Your instructions:
Copy out each line exactly as it appears.

* begin Raw records *

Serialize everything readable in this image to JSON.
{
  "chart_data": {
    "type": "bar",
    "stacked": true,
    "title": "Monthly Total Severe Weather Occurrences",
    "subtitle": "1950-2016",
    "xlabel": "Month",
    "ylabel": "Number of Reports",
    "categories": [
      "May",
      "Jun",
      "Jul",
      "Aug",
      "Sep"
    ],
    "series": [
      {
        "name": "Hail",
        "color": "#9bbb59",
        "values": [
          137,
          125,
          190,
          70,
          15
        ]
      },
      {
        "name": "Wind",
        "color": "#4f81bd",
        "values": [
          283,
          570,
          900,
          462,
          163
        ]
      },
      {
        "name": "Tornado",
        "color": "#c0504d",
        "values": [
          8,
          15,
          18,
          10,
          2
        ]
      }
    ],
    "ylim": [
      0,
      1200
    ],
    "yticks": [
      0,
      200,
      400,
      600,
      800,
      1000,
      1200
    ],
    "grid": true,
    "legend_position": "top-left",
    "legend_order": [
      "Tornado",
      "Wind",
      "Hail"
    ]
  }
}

* end Raw records *

Solution to the problem:
Serialize everything readable in this image to JSON.
{
  "chart_data": {
    "type": "bar",
    "stacked": true,
    "title": "Monthly Total Severe Weather Occurrences",
    "subtitle": "1950-2016",
    "xlabel": "Month",
    "ylabel": "Number of Reports",
    "categories": [
      "May",
      "Jun",
      "Jul",
      "Aug",
      "Sep"
    ],
    "series": [
      {
        "name": "Hail",
        "color": "#9bbb59",
        "values": [
          137,
          125,
          190,
          70,
          15
        ]
      },
      {
        "name": "Wind",
        "color": "#4f81bd",
        "values": [
          283,
          570,
          900,
          462,
          163
        ]
      },
      {
        "name": "Tornado",
        "color": "#c0504d",
        "values": [
          8,
          15,
          18,
          10,
          2
        ]
      }
    ],
    "ylim": [
      0,
      1200
    ],
    "yticks": [
      0,
      200,
      400,
      600,
      800,
      1000,
      1200
    ],
    "grid": true,
    "legend_position": "top-left",
    "legend_order": [
      "Tornado",
      "Wind",
      "Hail"
    ]
  }
}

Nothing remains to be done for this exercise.